## Completa lo siguiente
• 1. Transcribe literalmente el fragmento del texto sobre Teilhard de Chardin que comienza en "En su persona" y termina en "de la Revelación.".
• 2. Responde según el texto sobre Teilhard de Chardin:
(a) ¿En qué año dijo Teilhard la frase sobre una visión del mundo cerrada para determinados creyentes?
(b) ¿Cuál es la dirección del proceso evolutivo para Teilhard?
(c) ¿Qué dos rasgos ha de tener Omega según Teilhard?

## Texto proporcionado
---------------
El hecho de la evolución

En Salamanca conocí la obra de Teilhard de Chardin en un momento en que la vieja visión del mundo asumida por la filosofía escolástica, la llamada "filosofía perenne", daba señales inequívocas de caducidad. Sin embargo, ahí estaba Teilhard, sabio, profeta y místico, que -afrontando dificultades e incomprensiones- había ofrecido una nueva visión del mundo, evolutiva y dinámica.

Resultaba liberador constatar que la evolución no se opone a la fe ni, de suyo, da amparo a ninguna filosofía. Es un hecho que se descubre por la ciencia. Según Teilhard, el mínimo credo común de todos los evolucionismos es éste: existe una ligazón física entre todos los vivientes y, por extensión, entre todo lo real.

Hombre inteligente y creyente, Teilhard considera ilegítimo el cisma que gradualmente, desde el Renacimiento, ha separado al cristianismo del mundo moderno. Decía ya en 1923: "Empiezo a pensar que hay cierta visión del mundo real tan cerrada para determinados creyentes, como el mundo de la Fe está cerrado para quienes no son creyentes".

En su persona y en su obra, Teilhard presenta una decidida renovación que le permite dialogar con el mundo moderno. La misma Religión sale fecundada, engrandecida. Teilhard tiene el mérito de devolver al cristianismo su sentido cosmológico. Pero también, el de ofrecer a un mundo dinámico la luz de la Revelación.

 

Cristo es el Centro

En un círculo de estudios, tenido en el Colegio Español de Roma allá por el curso 67-68, se me pidió que explicara qué era eso del punto Omega. El punto Omega, de claro sabor apocalíptico, es el centro final de convergencia de todo el proceso cósmico. Para Teilhard, el universo está centrado evolutivamente. La dirección del proceso evolutivo es ésta: cosmogénesis-biogénesis-antropogénesis, o sea, mundo-vida-hombre. Pero he aquí el problema: el hombre -en quien la evolución se ha hecho consciente- percibe su propia finitud y la del mundo mismo. Ahora bien, si la nada es el futuro de la evolución, ¿tiene sentido el esfuerzo precedente? En este contexto surgió mi primer artículo, que trató sobre el concepto teilhardiano de muerte en el marco de un mundo en evolución.

Omega es el futuro que espera a una evolución que ha llegado a ser consciente, pero que ha de afrontar el paso vertiginoso y oscuro de la muerte. Omega ha de ser, según Teilhard, una realidad trascendente y personal. Trascendente, porque está al otro lado de todos y de cada uno de los fenómenos. Personal, porque -desde el momento en que el mundo ha llegado a ser personal- ya nada puede tener sentido para él que no sea supremamente personal, ya ninguna realidad puede ser superior ni puede atraerle si no es sumamente relacional, ya ningún punto trascendente podría centrarle.
---------------
## Información proporcionada
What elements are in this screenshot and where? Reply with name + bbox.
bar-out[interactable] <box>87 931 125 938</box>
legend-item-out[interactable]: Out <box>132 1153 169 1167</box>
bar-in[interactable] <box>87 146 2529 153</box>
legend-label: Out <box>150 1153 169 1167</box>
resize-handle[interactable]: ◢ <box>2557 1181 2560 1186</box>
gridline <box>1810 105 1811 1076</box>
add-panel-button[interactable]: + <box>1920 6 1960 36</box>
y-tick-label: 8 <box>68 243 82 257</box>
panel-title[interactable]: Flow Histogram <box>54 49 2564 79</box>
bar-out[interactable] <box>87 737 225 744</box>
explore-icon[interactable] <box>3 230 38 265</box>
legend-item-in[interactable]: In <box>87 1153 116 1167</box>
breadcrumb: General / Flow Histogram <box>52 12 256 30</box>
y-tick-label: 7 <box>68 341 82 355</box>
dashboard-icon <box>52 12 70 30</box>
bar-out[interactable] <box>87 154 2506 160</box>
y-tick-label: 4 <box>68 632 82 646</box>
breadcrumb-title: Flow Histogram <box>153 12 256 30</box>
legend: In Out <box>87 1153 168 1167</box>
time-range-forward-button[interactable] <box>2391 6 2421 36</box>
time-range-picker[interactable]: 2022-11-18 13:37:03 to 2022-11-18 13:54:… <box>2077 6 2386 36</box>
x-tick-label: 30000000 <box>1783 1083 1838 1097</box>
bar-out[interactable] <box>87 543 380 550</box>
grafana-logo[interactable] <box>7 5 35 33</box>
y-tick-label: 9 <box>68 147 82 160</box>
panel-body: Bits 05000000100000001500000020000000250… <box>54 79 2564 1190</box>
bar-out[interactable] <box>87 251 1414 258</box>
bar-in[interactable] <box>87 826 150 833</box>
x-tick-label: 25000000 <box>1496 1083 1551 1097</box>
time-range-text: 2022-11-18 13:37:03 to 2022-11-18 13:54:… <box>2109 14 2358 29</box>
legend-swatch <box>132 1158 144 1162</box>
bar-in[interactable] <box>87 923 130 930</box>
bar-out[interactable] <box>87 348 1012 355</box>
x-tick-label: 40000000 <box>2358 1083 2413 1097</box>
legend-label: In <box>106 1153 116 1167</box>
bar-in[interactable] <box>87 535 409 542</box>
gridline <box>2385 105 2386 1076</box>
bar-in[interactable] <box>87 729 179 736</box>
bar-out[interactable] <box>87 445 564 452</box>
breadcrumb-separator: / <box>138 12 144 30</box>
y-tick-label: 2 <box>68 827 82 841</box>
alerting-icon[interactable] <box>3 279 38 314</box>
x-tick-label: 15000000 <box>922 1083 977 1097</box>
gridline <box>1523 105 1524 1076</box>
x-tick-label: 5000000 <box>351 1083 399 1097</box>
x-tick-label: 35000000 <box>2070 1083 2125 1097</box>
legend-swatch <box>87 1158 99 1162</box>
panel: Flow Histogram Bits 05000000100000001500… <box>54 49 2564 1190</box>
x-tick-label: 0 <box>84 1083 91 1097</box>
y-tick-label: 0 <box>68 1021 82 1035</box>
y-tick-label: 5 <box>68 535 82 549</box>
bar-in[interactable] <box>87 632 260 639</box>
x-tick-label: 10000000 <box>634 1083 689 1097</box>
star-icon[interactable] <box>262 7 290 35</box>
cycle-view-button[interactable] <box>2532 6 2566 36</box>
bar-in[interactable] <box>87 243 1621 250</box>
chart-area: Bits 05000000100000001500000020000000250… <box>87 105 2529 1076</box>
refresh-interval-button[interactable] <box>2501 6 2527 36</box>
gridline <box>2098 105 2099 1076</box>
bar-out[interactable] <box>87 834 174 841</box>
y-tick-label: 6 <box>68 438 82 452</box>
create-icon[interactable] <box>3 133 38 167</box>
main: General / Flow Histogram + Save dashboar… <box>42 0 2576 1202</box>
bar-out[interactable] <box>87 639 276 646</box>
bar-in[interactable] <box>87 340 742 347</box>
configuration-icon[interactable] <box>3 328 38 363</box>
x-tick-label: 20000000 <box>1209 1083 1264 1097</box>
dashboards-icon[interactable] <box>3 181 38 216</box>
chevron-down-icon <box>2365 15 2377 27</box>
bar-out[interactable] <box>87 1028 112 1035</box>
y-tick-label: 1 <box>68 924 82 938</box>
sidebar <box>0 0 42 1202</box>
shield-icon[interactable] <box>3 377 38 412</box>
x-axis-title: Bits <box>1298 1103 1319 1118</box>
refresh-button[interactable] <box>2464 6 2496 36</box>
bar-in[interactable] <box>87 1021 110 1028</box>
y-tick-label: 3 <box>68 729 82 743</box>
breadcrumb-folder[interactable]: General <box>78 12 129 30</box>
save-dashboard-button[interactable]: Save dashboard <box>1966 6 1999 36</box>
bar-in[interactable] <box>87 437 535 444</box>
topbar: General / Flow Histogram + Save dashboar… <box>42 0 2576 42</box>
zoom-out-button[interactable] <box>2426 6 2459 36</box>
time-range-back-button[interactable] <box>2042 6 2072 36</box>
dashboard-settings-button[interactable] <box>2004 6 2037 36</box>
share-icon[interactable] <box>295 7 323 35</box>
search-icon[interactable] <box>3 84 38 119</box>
---------------
## Respuestas por tarea
• 1.
En su persona y en su obra, Teilhard presenta una decidida renovación que le permite dialogar con el mundo moderno. La misma Religión sale fecundada, engrandecida. Teilhard tiene el mérito de devolver al cristianismo su sentido cosmológico. Pero también, el de ofrecer a un mundo dinámico la luz de la Revelación.

• 2.
(a) En 1923.
(b) Cosmogénesis-biogénesis-antropogénesis, o sea, mundo-vida-hombre.
(c) Ha de ser trascendente y personal.